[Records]
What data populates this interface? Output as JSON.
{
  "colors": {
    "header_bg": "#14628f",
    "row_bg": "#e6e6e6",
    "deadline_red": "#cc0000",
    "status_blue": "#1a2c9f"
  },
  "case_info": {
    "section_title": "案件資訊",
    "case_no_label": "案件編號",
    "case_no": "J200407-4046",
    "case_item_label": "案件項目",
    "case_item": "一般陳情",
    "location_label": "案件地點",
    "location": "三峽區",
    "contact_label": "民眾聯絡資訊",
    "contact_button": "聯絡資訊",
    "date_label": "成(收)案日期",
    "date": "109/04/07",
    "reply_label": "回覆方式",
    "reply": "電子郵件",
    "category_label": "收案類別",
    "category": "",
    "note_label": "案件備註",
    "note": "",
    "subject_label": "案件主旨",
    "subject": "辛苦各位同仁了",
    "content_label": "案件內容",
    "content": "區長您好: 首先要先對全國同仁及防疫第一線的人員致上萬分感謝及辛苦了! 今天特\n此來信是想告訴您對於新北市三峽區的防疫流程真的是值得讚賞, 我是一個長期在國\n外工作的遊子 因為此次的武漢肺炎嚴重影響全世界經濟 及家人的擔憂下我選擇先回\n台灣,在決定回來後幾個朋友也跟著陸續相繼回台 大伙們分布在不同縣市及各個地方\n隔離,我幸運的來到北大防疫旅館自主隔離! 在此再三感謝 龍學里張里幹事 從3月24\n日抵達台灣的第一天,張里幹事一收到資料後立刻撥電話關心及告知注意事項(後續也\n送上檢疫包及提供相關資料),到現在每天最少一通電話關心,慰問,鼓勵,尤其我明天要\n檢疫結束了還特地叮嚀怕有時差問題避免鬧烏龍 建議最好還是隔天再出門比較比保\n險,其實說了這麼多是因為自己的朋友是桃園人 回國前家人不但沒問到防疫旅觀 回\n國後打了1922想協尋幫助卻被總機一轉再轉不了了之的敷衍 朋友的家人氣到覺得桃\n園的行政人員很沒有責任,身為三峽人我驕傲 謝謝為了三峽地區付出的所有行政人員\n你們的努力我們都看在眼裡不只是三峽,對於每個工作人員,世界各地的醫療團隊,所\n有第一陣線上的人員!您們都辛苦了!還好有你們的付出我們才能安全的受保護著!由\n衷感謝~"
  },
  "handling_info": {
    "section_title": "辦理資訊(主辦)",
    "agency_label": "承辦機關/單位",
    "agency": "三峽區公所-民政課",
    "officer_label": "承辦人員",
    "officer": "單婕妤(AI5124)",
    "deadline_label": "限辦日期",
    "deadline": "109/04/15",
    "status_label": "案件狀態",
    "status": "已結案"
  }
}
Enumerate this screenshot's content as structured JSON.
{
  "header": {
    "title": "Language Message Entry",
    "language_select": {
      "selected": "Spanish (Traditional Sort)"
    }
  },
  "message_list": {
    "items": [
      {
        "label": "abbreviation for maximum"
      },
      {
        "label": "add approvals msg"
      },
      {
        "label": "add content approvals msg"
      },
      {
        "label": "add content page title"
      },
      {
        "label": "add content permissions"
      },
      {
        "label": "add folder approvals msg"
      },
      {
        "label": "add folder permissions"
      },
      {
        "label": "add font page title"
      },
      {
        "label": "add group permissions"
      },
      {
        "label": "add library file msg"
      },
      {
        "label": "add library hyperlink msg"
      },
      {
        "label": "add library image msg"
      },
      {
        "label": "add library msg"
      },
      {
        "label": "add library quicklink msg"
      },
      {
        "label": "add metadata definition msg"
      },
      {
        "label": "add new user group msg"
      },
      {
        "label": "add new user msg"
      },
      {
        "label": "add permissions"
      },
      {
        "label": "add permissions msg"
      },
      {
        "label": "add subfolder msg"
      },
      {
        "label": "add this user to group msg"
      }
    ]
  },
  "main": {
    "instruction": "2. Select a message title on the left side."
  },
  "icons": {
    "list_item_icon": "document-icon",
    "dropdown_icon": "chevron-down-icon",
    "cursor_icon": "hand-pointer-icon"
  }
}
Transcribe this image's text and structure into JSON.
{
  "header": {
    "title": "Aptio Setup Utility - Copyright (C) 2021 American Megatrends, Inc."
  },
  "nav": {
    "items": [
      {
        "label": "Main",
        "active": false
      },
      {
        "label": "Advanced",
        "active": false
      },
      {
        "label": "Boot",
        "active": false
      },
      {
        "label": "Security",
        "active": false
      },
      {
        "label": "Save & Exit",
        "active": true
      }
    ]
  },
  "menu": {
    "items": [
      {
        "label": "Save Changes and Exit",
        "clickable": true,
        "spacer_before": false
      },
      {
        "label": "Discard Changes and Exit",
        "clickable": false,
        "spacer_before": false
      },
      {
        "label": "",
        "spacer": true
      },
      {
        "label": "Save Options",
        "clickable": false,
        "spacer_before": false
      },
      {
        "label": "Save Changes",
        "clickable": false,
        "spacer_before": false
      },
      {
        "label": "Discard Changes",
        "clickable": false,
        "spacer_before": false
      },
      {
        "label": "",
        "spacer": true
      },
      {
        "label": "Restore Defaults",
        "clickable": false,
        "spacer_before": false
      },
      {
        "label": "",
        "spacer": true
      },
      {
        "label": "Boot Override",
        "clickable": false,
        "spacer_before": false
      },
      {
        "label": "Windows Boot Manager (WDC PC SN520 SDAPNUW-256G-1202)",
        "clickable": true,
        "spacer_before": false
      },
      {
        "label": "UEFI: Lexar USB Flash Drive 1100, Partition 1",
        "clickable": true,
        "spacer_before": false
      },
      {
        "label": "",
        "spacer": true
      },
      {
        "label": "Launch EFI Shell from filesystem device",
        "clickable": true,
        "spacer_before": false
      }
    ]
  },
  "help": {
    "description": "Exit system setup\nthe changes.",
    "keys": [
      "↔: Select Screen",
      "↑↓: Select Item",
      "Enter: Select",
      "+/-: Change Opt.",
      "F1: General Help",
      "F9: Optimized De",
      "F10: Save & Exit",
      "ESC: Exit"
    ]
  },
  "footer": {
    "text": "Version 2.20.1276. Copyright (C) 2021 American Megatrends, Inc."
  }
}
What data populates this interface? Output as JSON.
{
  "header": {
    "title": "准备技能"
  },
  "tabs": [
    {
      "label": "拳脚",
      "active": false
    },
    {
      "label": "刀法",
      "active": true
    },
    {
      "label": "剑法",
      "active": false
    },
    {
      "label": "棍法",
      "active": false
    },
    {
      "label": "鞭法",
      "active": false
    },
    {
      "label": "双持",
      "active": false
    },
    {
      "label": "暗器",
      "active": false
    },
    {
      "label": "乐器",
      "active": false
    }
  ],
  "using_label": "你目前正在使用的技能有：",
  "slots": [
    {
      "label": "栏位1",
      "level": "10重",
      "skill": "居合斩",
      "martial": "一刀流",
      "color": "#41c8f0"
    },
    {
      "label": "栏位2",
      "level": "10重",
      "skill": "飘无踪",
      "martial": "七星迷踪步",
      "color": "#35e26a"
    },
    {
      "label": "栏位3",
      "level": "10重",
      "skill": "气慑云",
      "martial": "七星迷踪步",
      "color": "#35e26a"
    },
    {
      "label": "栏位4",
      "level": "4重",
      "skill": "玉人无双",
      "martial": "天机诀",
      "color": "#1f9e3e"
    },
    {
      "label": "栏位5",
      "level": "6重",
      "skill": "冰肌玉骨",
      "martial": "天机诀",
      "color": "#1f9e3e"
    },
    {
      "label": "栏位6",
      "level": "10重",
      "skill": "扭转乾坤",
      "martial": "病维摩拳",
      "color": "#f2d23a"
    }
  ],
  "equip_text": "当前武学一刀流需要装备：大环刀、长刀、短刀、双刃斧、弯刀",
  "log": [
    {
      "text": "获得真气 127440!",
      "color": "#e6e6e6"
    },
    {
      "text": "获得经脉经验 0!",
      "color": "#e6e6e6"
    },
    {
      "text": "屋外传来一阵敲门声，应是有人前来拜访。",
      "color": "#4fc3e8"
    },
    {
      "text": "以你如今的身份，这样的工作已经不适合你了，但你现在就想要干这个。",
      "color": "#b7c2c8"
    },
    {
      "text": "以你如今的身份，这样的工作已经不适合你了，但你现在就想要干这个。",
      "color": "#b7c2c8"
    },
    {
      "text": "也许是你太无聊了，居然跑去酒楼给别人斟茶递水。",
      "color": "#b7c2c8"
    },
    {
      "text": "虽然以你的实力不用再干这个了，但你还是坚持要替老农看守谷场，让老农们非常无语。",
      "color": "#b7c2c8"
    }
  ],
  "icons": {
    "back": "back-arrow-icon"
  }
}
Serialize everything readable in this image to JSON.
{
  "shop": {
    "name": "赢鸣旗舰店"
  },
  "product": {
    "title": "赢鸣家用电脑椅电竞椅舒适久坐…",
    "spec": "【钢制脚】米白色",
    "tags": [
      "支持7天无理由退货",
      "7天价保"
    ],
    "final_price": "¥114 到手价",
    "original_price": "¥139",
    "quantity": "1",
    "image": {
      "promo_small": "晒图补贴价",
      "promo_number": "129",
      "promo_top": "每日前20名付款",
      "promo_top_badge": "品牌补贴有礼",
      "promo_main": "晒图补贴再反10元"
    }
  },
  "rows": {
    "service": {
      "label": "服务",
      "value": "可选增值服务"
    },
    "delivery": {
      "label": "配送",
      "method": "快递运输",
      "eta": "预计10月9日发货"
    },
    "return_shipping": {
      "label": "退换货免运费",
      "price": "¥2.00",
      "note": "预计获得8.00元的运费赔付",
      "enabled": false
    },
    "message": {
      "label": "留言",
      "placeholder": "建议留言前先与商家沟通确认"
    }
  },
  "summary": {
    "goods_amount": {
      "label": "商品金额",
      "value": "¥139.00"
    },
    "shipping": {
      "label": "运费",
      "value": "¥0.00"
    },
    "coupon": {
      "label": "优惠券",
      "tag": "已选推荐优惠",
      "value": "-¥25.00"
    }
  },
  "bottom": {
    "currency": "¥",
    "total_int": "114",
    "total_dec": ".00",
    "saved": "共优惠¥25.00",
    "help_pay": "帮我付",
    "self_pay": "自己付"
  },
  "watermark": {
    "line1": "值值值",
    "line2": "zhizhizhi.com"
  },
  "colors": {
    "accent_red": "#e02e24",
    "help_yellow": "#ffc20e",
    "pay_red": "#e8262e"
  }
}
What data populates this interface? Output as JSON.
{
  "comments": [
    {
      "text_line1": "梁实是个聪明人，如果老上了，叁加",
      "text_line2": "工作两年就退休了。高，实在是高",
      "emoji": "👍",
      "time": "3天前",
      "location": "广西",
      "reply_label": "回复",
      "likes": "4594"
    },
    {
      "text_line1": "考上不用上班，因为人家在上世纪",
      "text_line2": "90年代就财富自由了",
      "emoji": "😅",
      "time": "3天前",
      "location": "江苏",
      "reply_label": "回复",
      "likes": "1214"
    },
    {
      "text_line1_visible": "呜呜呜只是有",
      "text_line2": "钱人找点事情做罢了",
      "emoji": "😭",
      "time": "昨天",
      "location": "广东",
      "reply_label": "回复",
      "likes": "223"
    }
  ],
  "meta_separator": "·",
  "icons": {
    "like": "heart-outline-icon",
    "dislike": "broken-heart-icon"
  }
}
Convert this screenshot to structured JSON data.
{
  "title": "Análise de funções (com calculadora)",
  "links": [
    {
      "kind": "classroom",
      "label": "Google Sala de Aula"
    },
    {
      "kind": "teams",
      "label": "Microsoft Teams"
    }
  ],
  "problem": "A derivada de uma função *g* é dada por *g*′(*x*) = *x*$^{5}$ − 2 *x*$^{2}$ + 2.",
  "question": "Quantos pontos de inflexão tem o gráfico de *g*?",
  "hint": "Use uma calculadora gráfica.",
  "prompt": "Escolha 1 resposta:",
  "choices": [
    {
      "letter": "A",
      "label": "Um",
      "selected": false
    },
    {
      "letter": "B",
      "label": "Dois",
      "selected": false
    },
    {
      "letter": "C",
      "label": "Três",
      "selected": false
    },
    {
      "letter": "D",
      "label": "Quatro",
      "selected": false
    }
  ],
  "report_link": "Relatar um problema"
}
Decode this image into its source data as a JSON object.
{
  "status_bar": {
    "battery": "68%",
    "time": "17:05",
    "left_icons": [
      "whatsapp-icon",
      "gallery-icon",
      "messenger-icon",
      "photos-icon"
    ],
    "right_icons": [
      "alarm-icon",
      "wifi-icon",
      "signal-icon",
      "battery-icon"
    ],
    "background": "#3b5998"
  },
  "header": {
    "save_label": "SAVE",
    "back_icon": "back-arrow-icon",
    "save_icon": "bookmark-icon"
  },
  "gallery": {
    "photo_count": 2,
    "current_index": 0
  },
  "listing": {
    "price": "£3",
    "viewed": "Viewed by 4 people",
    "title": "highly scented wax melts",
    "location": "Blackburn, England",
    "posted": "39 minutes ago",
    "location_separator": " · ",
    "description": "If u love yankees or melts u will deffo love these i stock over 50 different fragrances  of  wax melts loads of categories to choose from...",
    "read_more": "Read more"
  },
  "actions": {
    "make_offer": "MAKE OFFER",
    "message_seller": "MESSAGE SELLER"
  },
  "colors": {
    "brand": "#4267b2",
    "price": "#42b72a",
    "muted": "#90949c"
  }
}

### Your objective
Show each line in the entries that holds the string "Exit".

### Answer to this task
        "label": "Save & Exit",
        "label": "Save Changes and Exit",
        "label": "Discard Changes and Exit",
    "description": "Exit system setup\nthe changes.",
      "F10: Save & Exit",
      "ESC: Exit"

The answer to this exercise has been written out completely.